INSTRUCTIONS TO FOLLOW
Count the lines below that contain the word "tunc", and give only that number.

— START OF STORED ROWS —

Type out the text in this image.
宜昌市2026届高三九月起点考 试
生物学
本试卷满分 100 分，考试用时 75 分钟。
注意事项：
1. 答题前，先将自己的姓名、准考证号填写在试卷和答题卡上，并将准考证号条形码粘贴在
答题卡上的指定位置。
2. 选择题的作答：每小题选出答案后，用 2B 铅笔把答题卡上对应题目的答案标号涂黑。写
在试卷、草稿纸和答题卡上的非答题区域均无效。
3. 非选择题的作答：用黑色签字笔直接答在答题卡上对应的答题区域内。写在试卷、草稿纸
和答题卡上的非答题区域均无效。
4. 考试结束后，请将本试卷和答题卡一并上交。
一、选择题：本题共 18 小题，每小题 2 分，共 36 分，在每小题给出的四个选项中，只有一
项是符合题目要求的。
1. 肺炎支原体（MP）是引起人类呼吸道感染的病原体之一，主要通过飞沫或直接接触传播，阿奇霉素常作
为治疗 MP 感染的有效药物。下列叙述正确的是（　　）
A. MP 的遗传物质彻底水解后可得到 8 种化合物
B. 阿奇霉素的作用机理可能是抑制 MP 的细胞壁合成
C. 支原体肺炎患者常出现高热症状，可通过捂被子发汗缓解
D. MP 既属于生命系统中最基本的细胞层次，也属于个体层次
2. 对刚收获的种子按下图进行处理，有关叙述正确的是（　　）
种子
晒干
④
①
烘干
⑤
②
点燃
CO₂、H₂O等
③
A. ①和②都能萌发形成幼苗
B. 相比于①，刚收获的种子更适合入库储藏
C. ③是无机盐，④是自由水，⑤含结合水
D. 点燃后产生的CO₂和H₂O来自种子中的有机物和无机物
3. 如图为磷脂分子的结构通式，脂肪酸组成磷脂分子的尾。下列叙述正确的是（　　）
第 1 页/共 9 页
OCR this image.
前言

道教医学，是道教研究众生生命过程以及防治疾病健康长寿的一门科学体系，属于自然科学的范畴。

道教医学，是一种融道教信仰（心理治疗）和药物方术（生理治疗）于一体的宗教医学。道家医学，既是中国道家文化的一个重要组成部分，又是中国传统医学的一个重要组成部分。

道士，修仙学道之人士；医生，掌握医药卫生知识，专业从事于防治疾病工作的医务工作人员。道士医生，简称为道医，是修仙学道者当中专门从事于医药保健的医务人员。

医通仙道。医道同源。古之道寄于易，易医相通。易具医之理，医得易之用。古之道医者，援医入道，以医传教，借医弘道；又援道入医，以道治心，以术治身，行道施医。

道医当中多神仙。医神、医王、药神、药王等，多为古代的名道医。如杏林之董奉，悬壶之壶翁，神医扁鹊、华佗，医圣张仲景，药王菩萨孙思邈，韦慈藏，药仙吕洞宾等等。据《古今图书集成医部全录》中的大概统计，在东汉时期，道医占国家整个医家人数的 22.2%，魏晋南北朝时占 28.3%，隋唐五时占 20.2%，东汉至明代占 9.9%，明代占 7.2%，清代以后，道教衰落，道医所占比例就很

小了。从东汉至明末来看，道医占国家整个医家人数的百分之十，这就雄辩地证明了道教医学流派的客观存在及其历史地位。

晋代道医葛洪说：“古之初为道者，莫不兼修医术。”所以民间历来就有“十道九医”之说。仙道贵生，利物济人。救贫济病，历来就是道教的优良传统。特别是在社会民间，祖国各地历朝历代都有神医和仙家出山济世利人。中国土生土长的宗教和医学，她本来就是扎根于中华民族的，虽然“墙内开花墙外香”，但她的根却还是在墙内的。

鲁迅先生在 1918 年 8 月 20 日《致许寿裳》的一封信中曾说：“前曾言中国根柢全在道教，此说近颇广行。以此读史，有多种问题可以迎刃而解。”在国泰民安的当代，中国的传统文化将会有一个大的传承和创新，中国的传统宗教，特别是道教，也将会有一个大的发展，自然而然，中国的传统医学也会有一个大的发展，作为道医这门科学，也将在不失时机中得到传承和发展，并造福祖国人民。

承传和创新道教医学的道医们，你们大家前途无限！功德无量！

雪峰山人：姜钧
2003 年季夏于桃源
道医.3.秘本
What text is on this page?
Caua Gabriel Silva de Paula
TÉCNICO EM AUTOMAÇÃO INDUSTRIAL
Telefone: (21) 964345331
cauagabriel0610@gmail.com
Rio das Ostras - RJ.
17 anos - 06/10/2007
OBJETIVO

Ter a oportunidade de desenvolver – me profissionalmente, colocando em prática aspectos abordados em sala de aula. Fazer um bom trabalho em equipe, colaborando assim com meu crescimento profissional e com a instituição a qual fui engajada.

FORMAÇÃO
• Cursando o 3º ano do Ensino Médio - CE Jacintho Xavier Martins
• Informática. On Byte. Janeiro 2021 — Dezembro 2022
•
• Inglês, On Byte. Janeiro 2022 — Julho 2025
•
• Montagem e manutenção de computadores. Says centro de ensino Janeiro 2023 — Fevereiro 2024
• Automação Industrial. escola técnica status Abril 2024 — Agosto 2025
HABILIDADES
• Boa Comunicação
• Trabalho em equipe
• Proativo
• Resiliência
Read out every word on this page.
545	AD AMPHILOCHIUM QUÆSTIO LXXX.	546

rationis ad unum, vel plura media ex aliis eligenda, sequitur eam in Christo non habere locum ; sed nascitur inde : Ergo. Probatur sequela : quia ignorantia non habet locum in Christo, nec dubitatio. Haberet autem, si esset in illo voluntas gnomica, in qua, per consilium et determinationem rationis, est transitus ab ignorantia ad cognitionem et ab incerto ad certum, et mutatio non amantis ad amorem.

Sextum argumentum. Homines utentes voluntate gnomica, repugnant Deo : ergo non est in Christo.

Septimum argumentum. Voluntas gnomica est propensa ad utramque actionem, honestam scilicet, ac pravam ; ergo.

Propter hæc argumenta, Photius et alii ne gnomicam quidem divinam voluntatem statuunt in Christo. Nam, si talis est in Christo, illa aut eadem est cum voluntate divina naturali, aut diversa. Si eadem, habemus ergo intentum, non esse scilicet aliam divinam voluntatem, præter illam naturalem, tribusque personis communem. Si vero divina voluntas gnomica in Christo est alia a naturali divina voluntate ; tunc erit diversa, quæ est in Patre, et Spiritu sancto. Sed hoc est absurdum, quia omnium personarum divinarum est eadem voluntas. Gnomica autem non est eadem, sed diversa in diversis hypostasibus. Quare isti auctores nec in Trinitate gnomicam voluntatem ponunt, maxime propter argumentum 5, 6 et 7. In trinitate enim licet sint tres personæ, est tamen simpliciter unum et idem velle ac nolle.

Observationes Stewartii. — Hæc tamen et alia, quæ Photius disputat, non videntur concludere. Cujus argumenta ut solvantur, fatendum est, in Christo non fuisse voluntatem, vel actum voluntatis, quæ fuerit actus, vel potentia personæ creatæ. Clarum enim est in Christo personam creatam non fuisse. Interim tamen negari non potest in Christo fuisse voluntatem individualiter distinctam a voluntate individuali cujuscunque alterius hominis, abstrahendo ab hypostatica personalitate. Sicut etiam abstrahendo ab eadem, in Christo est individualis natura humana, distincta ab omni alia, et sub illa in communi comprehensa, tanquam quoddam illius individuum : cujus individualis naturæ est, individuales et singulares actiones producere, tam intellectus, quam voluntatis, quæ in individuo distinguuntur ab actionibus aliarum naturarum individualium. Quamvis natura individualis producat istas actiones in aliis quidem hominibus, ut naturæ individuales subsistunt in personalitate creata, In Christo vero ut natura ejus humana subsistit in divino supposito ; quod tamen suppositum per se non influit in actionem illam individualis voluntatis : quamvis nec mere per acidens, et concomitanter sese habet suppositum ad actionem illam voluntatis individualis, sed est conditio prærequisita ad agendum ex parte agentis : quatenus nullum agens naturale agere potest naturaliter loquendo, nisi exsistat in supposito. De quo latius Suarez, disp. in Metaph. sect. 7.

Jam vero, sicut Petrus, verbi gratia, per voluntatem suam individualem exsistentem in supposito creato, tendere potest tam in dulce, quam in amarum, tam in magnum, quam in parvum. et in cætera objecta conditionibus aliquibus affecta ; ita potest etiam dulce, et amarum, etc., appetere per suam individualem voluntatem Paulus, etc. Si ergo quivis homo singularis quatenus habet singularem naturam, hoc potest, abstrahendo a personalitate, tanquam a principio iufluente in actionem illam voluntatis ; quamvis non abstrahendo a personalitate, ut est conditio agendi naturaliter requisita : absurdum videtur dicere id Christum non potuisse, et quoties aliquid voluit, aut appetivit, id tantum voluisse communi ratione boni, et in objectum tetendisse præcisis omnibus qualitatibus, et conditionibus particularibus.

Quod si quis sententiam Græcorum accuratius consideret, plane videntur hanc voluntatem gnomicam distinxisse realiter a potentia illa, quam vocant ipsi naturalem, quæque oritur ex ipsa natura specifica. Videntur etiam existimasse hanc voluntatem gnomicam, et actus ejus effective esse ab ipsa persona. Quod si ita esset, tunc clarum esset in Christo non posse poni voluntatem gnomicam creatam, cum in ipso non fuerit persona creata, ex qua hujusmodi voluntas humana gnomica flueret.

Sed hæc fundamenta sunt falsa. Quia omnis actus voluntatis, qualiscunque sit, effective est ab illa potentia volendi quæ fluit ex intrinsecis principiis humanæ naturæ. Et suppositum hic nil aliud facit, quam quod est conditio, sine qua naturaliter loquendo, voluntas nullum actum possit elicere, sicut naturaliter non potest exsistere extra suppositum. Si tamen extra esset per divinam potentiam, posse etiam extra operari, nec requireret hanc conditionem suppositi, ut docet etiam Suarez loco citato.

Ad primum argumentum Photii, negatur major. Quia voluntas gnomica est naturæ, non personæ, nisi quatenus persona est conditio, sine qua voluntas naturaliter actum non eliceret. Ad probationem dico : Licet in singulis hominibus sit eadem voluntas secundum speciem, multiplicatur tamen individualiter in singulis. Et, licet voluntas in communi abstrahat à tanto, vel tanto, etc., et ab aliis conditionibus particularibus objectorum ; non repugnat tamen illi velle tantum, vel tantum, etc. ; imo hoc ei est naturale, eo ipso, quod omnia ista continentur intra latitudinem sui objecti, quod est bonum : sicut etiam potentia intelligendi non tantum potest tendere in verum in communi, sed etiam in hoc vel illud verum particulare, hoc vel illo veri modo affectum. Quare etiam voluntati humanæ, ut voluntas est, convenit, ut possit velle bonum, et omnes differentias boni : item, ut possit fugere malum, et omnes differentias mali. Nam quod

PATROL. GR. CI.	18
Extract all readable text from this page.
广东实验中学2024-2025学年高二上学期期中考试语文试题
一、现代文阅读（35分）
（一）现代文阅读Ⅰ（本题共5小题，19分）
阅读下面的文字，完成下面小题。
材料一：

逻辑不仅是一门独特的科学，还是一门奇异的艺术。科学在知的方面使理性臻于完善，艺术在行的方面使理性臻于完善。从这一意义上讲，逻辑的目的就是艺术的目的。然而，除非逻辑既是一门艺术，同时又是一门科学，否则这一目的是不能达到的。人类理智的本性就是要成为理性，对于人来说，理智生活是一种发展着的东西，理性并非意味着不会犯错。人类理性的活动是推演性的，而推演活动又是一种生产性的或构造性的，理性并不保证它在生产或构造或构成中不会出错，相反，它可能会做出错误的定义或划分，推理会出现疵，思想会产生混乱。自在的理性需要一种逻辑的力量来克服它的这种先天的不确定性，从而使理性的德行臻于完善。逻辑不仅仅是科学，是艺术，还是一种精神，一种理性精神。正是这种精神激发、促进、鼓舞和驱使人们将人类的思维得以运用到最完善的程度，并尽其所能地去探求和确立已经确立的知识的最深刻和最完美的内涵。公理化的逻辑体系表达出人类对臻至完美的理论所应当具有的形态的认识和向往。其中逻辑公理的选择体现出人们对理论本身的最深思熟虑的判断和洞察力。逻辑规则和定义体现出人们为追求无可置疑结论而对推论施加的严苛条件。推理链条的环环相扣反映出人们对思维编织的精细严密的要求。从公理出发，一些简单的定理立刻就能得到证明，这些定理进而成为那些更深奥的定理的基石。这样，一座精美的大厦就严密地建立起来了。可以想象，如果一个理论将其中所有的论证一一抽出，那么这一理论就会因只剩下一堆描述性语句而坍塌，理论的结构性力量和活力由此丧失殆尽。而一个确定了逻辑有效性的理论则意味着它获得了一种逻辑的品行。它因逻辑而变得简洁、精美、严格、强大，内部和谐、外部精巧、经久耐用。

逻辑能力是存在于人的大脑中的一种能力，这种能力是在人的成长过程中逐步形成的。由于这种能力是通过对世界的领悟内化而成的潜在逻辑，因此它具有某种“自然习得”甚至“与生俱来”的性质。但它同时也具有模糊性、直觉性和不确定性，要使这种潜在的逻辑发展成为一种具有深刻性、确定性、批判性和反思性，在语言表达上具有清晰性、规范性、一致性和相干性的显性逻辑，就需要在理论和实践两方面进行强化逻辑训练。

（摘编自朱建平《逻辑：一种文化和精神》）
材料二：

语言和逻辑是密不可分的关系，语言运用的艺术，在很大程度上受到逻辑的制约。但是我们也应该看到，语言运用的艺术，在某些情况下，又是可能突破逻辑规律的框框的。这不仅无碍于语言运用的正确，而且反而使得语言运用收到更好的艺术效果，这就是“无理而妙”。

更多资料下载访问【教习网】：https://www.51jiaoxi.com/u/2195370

— END OF STORED ROWS —

EXPECTED OUTPUT
2